Stated task
Scan the data below for the string "this". Show every line where it turns up.

Records provided
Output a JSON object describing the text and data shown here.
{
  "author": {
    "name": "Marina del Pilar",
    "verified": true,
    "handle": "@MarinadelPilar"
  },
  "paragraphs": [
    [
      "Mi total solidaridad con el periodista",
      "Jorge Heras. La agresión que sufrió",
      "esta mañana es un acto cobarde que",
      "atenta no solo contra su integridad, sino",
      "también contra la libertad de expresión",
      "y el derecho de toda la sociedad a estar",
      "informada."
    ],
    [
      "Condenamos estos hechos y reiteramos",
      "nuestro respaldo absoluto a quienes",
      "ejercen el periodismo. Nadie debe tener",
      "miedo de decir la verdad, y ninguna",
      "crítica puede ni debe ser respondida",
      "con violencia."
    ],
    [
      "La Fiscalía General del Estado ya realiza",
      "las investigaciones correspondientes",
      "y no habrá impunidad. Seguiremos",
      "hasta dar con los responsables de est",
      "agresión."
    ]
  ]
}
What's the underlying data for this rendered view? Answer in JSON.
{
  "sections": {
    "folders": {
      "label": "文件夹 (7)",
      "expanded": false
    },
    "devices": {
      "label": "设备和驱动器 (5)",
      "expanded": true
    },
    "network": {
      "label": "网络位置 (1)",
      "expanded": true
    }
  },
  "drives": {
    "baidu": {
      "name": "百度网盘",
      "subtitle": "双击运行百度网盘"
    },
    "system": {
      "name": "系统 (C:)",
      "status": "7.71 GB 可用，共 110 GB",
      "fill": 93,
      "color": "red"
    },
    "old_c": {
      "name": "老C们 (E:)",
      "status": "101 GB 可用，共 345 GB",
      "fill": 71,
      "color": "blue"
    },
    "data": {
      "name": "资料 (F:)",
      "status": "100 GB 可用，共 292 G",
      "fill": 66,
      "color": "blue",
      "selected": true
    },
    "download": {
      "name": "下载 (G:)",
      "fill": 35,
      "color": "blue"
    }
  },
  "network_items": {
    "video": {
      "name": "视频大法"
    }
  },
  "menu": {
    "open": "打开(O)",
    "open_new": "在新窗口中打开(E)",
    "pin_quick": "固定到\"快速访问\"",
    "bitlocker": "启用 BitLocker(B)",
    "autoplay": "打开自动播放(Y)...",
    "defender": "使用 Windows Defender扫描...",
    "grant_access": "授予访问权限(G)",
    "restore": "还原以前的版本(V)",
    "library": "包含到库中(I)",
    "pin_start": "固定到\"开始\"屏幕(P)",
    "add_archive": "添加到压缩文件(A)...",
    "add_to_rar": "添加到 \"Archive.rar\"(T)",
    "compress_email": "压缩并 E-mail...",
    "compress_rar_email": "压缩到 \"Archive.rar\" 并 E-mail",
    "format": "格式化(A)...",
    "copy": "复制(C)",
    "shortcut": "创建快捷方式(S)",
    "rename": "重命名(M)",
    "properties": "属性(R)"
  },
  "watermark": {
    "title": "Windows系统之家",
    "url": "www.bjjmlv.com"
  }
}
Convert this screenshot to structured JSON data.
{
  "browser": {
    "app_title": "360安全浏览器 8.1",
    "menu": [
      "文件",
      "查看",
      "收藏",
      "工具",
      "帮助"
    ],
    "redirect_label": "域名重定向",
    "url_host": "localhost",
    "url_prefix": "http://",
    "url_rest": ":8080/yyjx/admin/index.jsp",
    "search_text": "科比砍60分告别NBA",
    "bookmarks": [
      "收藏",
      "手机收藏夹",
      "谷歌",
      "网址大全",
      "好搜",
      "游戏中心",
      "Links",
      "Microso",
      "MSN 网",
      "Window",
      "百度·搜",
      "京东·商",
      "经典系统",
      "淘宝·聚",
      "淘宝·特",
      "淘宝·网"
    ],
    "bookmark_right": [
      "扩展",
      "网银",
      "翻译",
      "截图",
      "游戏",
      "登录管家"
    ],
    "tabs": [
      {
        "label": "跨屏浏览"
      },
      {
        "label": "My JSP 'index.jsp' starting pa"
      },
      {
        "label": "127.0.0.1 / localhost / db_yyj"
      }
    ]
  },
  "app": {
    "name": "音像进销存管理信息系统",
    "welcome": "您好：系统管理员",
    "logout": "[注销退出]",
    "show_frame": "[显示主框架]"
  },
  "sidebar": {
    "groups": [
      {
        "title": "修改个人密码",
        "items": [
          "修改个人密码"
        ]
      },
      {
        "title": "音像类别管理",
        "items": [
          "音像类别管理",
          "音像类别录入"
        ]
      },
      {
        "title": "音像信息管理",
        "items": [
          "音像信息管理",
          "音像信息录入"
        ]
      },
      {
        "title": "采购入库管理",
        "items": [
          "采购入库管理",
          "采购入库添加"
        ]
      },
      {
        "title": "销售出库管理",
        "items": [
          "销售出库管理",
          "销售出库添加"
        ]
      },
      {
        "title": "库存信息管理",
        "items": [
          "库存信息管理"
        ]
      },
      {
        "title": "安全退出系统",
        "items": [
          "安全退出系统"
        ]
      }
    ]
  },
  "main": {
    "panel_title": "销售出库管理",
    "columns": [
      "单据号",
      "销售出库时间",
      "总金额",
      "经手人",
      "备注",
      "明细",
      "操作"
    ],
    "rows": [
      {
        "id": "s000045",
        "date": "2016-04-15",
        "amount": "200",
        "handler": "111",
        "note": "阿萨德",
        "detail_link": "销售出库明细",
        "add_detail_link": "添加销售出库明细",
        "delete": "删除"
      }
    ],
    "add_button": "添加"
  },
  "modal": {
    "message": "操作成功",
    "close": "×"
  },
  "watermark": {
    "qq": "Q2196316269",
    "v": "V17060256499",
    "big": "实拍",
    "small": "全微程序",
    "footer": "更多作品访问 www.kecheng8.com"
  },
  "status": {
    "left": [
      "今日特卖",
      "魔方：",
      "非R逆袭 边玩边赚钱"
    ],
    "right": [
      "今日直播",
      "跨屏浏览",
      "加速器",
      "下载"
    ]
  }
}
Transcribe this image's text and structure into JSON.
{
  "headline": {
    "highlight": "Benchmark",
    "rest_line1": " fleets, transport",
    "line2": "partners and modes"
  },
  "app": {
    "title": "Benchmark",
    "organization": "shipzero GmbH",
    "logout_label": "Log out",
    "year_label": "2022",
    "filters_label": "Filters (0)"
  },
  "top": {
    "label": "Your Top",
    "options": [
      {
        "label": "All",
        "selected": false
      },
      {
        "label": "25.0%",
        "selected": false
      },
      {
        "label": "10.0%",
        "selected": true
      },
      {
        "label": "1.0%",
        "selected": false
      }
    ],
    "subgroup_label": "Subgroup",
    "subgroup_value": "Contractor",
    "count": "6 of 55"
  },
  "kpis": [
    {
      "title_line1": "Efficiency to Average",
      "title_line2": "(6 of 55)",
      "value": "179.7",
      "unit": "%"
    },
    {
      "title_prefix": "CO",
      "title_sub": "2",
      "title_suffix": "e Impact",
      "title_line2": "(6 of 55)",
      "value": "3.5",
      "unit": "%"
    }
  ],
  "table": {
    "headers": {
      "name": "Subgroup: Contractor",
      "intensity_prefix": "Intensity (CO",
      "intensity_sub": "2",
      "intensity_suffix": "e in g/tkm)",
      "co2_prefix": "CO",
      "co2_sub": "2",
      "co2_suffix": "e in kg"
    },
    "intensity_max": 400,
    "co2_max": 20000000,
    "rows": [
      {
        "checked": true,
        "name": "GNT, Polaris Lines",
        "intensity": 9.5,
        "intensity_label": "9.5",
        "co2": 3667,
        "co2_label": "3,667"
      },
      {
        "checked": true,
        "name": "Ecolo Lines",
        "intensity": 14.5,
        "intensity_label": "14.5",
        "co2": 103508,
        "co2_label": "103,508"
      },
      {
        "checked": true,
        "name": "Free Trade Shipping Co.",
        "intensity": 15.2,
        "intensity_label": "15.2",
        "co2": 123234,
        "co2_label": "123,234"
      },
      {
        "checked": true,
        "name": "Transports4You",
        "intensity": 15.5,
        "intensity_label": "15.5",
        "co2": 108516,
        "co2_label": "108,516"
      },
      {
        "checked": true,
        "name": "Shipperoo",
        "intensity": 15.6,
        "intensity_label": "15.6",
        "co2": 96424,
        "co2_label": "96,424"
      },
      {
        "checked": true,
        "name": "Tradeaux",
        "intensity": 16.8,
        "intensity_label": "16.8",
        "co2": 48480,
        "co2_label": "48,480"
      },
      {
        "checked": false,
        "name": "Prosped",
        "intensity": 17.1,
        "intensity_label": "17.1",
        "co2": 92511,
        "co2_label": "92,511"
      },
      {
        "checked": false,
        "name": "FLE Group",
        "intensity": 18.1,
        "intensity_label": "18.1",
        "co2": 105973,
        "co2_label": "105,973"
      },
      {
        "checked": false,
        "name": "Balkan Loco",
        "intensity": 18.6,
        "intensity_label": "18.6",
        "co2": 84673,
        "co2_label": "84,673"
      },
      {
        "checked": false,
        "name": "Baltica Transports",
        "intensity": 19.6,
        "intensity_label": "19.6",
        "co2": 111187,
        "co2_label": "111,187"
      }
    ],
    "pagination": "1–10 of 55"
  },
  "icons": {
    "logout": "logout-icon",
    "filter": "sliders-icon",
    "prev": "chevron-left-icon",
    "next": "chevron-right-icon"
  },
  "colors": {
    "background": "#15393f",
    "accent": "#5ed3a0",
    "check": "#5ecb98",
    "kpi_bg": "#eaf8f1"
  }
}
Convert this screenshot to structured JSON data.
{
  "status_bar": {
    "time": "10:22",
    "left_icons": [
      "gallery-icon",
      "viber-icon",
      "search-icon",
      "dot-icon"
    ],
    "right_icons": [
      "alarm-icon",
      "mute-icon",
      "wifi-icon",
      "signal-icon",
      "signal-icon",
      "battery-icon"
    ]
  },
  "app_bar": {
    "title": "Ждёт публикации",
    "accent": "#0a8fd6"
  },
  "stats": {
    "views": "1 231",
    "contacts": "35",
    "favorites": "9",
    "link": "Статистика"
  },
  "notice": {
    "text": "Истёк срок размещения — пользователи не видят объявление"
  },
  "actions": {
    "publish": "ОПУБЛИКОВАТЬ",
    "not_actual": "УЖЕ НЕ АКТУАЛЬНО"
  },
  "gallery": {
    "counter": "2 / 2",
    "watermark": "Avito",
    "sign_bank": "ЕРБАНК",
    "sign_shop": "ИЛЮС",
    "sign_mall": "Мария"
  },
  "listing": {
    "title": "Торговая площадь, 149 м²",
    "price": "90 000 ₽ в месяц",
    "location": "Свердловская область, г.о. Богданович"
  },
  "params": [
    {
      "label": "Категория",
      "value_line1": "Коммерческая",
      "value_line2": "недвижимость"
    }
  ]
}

Answer to the problem
What's the underlying data for this rendered view? Answer in JSON.
Convert this screenshot to structured JSON data.
Transcribe this image's text and structure into JSON.
Convert this screenshot to structured JSON data.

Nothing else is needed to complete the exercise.